*Exercise description*: Take every line from the listing below that contains "滨海新区".

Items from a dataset
>> Start
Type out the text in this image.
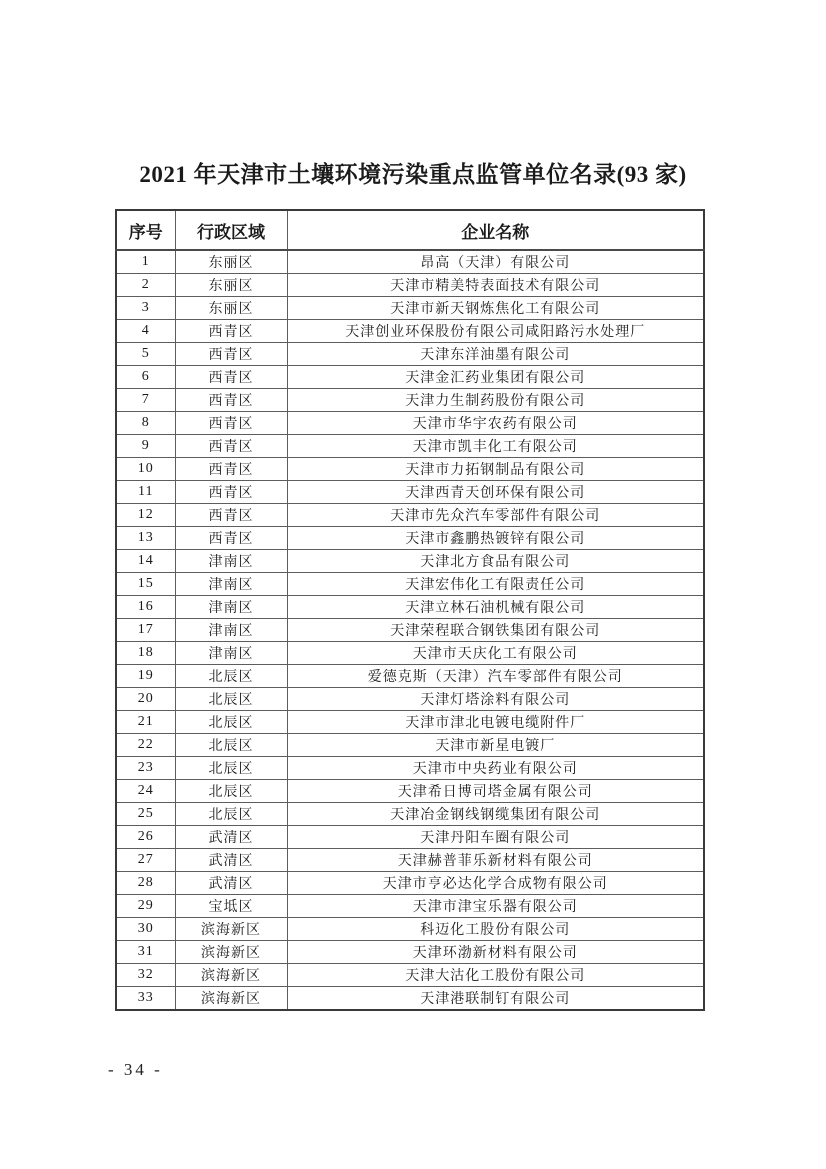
2021 年天津市土壤环境污染重点监管单位名录(93 家)
序号	行政区域	企业名称
1	东丽区	昂高（天津）有限公司
2	东丽区	天津市精美特表面技术有限公司
3	东丽区	天津市新天钢炼焦化工有限公司
4	西青区	天津创业环保股份有限公司咸阳路污水处理厂
5	西青区	天津东洋油墨有限公司
6	西青区	天津金汇药业集团有限公司
7	西青区	天津力生制药股份有限公司
8	西青区	天津市华宇农药有限公司
9	西青区	天津市凯丰化工有限公司
10	西青区	天津市力拓钢制品有限公司
11	西青区	天津西青天创环保有限公司
12	西青区	天津市先众汽车零部件有限公司
13	西青区	天津市鑫鹏热镀锌有限公司
14	津南区	天津北方食品有限公司
15	津南区	天津宏伟化工有限责任公司
16	津南区	天津立林石油机械有限公司
17	津南区	天津荣程联合钢铁集团有限公司
18	津南区	天津市天庆化工有限公司
19	北辰区	爱德克斯（天津）汽车零部件有限公司
20	北辰区	天津灯塔涂料有限公司
21	北辰区	天津市津北电镀电缆附件厂
22	北辰区	天津市新星电镀厂
23	北辰区	天津市中央药业有限公司
24	北辰区	天津希日博司塔金属有限公司
25	北辰区	天津冶金钢线钢缆集团有限公司
26	武清区	天津丹阳车圈有限公司
27	武清区	天津赫普菲乐新材料有限公司
28	武清区	天津市亨必达化学合成物有限公司
29	宝坻区	天津市津宝乐器有限公司
30	滨海新区	科迈化工股份有限公司
31	滨海新区	天津环渤新材料有限公司
32	滨海新区	天津大沽化工股份有限公司
33	滨海新区	天津港联制钉有限公司
- 34 -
>> End
*Answer to this problem*:
30	滨海新区	科迈化工股份有限公司
31	滨海新区	天津环渤新材料有限公司
32	滨海新区	天津大沽化工股份有限公司
33	滨海新区	天津港联制钉有限公司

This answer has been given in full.